RECORDS SHOWN:

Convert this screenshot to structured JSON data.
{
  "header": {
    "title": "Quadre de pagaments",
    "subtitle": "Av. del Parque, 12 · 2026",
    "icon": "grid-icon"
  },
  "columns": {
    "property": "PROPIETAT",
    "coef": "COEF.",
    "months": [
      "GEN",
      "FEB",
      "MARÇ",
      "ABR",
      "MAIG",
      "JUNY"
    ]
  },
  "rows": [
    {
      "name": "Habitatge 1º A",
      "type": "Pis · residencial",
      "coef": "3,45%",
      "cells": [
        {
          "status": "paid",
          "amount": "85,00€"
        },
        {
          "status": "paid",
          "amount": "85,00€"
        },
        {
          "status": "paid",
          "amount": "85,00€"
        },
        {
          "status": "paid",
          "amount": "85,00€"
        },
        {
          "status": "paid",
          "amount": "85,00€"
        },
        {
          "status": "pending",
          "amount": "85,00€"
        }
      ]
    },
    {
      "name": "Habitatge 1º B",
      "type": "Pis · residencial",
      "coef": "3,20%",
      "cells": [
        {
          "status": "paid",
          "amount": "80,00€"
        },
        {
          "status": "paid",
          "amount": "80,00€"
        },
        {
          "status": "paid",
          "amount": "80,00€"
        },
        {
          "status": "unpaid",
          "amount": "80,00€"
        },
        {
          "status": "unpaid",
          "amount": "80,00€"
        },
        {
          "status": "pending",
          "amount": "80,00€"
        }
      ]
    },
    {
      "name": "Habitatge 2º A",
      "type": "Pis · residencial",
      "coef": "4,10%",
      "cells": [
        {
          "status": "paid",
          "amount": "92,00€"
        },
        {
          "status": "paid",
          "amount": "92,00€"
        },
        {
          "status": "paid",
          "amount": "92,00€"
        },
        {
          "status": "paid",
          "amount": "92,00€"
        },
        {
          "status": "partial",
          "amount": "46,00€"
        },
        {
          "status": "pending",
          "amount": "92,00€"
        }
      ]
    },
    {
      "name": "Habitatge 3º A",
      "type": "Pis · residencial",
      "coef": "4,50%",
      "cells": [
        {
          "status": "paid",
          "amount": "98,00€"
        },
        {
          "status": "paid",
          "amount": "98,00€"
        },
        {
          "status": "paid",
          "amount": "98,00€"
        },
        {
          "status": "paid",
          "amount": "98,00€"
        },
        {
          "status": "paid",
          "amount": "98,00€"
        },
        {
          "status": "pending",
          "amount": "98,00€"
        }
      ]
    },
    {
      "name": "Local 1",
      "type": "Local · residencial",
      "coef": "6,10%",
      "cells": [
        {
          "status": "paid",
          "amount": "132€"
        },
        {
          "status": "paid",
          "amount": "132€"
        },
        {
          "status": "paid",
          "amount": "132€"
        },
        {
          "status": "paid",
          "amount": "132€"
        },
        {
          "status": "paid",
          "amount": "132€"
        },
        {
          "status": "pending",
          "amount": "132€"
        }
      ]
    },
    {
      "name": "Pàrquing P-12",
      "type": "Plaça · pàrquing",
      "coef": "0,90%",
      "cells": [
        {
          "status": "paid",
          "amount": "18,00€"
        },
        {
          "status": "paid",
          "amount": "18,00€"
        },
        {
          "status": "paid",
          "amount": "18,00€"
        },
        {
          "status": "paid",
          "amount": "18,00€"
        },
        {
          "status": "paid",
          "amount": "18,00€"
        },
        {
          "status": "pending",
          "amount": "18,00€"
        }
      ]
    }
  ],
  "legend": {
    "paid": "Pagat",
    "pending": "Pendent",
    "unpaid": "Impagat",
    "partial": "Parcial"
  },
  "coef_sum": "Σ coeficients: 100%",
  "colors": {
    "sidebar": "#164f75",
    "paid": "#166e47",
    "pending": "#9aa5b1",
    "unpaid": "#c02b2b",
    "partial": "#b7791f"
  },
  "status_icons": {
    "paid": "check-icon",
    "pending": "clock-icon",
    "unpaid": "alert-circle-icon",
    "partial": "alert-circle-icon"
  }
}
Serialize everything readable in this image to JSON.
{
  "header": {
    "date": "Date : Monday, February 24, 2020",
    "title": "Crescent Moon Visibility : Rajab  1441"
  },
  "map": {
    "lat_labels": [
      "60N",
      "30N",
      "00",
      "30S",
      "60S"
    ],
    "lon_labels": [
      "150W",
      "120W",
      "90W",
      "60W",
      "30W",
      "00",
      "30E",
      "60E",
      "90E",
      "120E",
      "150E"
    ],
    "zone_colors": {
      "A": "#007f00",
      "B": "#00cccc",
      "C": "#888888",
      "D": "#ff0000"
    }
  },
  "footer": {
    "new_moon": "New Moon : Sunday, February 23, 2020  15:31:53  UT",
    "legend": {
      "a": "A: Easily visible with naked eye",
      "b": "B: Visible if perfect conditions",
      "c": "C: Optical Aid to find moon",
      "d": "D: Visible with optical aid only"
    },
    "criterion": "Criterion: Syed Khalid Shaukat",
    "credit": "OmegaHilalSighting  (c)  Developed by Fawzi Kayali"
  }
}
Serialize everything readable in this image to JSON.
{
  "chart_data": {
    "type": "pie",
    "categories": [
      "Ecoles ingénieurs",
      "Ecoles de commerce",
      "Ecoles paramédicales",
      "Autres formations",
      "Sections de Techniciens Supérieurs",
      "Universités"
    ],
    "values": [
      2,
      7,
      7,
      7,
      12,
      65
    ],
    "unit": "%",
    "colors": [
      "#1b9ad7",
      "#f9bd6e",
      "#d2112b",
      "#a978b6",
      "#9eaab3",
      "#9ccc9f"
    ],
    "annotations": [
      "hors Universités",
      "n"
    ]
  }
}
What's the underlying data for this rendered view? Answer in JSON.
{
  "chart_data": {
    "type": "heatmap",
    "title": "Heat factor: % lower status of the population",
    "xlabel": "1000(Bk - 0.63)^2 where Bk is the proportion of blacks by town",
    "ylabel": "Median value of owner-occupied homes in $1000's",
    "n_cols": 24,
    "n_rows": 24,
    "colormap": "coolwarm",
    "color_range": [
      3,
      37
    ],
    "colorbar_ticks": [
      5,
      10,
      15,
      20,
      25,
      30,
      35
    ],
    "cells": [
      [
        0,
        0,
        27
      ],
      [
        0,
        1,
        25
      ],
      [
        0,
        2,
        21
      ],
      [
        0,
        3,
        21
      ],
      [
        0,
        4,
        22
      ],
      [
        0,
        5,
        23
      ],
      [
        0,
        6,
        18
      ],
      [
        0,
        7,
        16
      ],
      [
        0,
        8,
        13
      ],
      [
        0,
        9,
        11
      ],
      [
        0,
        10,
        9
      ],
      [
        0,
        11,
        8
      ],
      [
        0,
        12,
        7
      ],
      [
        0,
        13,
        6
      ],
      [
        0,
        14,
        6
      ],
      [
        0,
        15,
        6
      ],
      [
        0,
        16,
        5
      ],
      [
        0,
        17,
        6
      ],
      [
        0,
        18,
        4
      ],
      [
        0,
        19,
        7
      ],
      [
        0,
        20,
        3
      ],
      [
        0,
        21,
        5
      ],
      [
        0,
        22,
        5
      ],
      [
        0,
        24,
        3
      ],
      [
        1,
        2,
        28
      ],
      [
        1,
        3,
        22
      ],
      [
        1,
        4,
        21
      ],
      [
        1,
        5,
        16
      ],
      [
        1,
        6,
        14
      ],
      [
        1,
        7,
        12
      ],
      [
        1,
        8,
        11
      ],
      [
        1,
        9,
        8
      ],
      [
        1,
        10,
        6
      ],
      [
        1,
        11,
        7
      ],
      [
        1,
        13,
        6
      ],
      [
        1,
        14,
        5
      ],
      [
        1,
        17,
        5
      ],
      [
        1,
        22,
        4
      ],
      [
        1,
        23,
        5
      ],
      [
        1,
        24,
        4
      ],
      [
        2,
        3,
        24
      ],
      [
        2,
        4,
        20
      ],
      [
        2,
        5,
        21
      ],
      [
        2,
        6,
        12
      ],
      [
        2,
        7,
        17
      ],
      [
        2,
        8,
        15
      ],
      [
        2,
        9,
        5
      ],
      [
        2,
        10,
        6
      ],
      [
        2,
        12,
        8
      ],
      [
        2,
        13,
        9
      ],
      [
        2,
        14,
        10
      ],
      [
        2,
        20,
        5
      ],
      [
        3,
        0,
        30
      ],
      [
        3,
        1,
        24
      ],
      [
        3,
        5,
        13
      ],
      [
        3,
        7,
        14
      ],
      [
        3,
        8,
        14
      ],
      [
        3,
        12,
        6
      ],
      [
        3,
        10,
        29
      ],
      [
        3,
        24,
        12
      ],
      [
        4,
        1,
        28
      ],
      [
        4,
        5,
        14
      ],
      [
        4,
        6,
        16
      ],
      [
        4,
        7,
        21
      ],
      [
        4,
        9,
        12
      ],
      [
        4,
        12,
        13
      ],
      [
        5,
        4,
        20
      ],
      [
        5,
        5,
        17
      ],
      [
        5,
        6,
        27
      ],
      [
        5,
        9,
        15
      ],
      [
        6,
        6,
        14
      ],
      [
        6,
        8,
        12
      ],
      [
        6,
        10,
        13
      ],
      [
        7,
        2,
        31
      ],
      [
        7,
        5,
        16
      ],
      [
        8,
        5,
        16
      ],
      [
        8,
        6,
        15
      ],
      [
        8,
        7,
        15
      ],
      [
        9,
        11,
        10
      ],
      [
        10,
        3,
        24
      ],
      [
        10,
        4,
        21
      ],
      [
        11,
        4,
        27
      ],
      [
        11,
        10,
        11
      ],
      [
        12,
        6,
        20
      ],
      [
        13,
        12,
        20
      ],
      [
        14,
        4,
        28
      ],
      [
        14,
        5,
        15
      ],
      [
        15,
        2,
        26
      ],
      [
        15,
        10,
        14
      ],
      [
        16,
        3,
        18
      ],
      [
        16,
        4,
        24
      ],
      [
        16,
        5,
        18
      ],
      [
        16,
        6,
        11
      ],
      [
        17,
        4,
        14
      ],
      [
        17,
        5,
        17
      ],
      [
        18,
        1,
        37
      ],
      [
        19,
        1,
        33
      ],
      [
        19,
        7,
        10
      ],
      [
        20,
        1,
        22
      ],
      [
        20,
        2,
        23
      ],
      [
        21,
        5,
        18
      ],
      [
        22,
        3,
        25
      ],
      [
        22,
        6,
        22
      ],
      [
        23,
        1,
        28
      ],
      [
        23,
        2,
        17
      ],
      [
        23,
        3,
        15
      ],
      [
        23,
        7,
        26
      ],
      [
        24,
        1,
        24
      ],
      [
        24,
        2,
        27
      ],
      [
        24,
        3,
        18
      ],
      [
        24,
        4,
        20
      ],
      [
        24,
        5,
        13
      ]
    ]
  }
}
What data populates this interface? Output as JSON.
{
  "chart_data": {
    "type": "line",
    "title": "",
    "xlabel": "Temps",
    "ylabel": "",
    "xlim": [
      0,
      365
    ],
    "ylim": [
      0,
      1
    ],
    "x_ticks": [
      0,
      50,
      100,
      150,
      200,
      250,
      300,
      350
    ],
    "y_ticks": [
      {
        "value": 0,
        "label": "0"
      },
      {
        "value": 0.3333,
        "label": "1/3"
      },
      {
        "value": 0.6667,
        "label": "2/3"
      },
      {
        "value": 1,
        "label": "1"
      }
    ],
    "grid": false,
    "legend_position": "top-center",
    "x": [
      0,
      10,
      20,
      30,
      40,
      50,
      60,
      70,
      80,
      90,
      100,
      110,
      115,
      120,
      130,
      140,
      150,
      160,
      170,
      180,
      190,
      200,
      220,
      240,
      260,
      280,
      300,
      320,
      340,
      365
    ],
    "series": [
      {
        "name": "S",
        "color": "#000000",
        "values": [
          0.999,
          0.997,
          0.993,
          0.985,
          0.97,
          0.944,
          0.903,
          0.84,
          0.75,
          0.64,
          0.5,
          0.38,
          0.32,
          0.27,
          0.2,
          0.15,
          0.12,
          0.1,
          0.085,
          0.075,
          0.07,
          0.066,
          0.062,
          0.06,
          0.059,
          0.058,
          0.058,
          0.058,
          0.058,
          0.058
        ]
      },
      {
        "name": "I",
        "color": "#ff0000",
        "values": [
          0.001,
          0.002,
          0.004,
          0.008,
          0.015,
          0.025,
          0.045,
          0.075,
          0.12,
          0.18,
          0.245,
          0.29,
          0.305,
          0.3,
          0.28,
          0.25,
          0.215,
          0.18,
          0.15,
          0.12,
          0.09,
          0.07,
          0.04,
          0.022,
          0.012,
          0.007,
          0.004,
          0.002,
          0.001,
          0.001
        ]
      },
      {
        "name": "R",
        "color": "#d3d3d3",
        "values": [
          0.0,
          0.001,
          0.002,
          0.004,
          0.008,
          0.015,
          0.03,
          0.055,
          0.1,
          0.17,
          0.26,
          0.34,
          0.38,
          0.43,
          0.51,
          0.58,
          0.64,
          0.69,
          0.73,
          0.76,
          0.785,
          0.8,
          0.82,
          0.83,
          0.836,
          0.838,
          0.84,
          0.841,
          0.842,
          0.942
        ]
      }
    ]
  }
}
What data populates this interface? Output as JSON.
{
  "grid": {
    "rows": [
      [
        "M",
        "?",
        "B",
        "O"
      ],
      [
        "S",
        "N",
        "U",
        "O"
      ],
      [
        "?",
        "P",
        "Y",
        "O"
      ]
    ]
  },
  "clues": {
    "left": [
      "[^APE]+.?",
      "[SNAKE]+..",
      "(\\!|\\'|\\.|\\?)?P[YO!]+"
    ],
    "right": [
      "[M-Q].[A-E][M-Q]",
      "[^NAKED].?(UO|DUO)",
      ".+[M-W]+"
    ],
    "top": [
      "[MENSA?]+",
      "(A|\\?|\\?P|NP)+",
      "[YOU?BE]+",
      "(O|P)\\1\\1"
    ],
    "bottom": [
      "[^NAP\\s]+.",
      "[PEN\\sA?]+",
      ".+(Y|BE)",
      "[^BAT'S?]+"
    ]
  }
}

YOUR OBJECTIVE: Check each line of the entries for the string "Habitatge". Copy the lines that have it.

TASK OUTPUT:
      "name": "Habitatge 1º A",
      "name": "Habitatge 1º B",
      "name": "Habitatge 2º A",
      "name": "Habitatge 3º A",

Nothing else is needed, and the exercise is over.